___ EXTRACTED RECORDS

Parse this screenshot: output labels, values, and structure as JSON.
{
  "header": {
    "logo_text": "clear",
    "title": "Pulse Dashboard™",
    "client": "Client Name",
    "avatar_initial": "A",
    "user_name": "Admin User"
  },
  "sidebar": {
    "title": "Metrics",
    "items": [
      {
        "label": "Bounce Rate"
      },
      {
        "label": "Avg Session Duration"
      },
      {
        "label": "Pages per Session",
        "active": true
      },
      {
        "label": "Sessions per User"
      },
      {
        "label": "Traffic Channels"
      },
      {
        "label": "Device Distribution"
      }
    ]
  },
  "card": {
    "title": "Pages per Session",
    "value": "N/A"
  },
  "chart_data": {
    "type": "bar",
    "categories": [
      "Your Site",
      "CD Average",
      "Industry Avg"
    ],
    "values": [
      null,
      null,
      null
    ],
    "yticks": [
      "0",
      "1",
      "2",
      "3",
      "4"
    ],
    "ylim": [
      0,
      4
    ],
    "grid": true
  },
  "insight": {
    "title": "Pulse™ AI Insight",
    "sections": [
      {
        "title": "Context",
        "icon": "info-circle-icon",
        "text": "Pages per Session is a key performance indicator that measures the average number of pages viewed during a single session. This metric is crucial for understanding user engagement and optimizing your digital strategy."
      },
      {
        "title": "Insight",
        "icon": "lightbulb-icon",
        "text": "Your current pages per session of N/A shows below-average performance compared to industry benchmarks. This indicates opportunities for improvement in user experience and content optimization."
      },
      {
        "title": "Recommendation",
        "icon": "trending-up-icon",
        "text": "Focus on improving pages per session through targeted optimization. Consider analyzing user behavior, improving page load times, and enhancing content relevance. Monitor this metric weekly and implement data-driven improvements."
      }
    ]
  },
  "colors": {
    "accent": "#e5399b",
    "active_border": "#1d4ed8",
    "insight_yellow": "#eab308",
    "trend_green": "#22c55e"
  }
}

______

Write out the records shown above, exactly as they appear.

— FINAL RESULT —
Parse this screenshot: output labels, values, and structure as JSON.
{
  "header": {
    "logo_text": "clear",
    "title": "Pulse Dashboard™",
    "client": "Client Name",
    "avatar_initial": "A",
    "user_name": "Admin User"
  },
  "sidebar": {
    "title": "Metrics",
    "items": [
      {
        "label": "Bounce Rate"
      },
      {
        "label": "Avg Session Duration"
      },
      {
        "label": "Pages per Session",
        "active": true
      },
      {
        "label": "Sessions per User"
      },
      {
        "label": "Traffic Channels"
      },
      {
        "label": "Device Distribution"
      }
    ]
  },
  "card": {
    "title": "Pages per Session",
    "value": "N/A"
  },
  "chart_data": {
    "type": "bar",
    "categories": [
      "Your Site",
      "CD Average",
      "Industry Avg"
    ],
    "values": [
      null,
      null,
      null
    ],
    "yticks": [
      "0",
      "1",
      "2",
      "3",
      "4"
    ],
    "ylim": [
      0,
      4
    ],
    "grid": true
  },
  "insight": {
    "title": "Pulse™ AI Insight",
    "sections": [
      {
        "title": "Context",
        "icon": "info-circle-icon",
        "text": "Pages per Session is a key performance indicator that measures the average number of pages viewed during a single session. This metric is crucial for understanding user engagement and optimizing your digital strategy."
      },
      {
        "title": "Insight",
        "icon": "lightbulb-icon",
        "text": "Your current pages per session of N/A shows below-average performance compared to industry benchmarks. This indicates opportunities for improvement in user experience and content optimization."
      },
      {
        "title": "Recommendation",
        "icon": "trending-up-icon",
        "text": "Focus on improving pages per session through targeted optimization. Consider analyzing user behavior, improving page load times, and enhancing content relevance. Monitor this metric weekly and implement data-driven improvements."
      }
    ]
  },
  "colors": {
    "accent": "#e5399b",
    "active_border": "#1d4ed8",
    "insight_yellow": "#eab308",
    "trend_green": "#22c55e"
  }
}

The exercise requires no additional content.